**EXERCISE DIRECTIONS**
Every line of the records must be repeated exactly; pictures stay out.

**DATA SUPPLIED**
· · · · · · ·
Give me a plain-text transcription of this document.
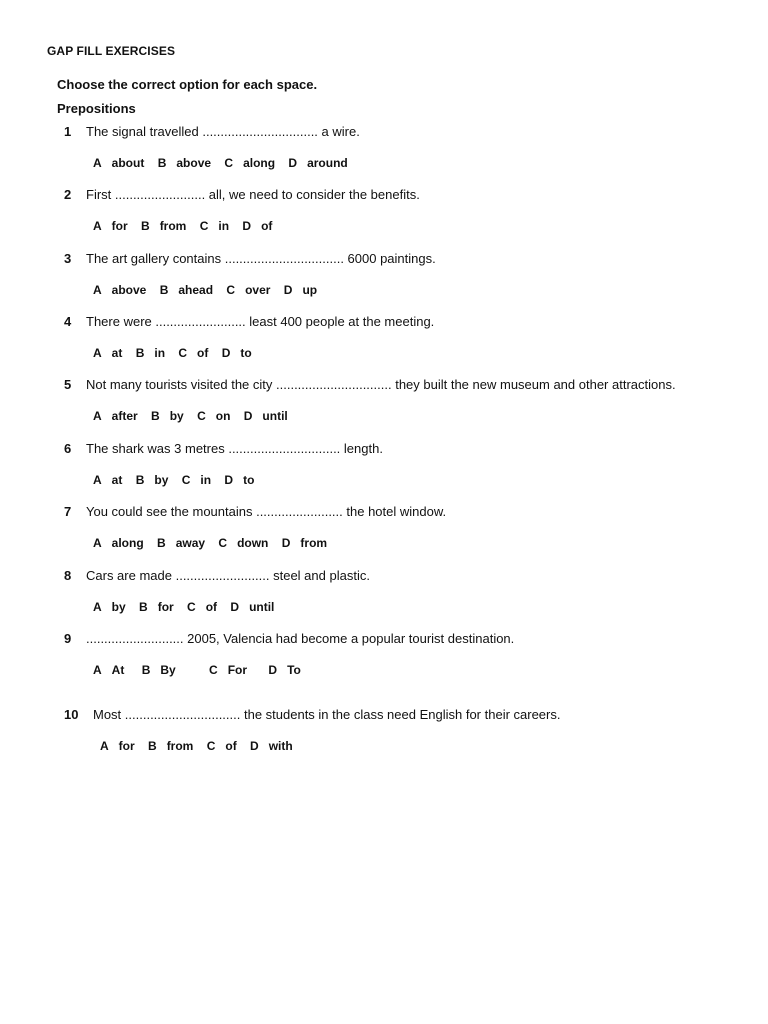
GAP FILL EXERCISES
Choose the correct option for each space.
Prepositions
1 The signal travelled ................................ a wire.
A about B above C along D around
2 First ......................... all, we need to consider the benefits.
A for B from C in D of
3 The art gallery contains ................................. 6000 paintings.
A above B ahead C over D up
4 There were ......................... least 400 people at the meeting.
A at B in C of D to
5 Not many tourists visited the city ................................ they built the new museum and other attractions.
A after B by C on D until
6 The shark was 3 metres ............................... length.
A at B by C in D to
7 You could see the mountains ........................ the hotel window.
A along B away C down D from
8 Cars are made .......................... steel and plastic.
A by B for C of D until
9 ........................... 2005, Valencia had become a popular tourist destination.
A At B By	C For D To
10 Most ................................ the students in the class need English for their careers.
A for B from C of D with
· · · · · · ·
**FULL RESPONSE**
Give me a plain-text transcription of this document.
GAP FILL EXERCISES
Choose the correct option for each space.
Prepositions
1 The signal travelled ................................ a wire.
A about B above C along D around
2 First ......................... all, we need to consider the benefits.
A for B from C in D of
3 The art gallery contains ................................. 6000 paintings.
A above B ahead C over D up
4 There were ......................... least 400 people at the meeting.
A at B in C of D to
5 Not many tourists visited the city ................................ they built the new museum and other attractions.
A after B by C on D until
6 The shark was 3 metres ............................... length.
A at B by C in D to
7 You could see the mountains ........................ the hotel window.
A along B away C down D from
8 Cars are made .......................... steel and plastic.
A by B for C of D until
9 ........................... 2005, Valencia had become a popular tourist destination.
A At B By	C For D To
10 Most ................................ the students in the class need English for their careers.
A for B from C of D with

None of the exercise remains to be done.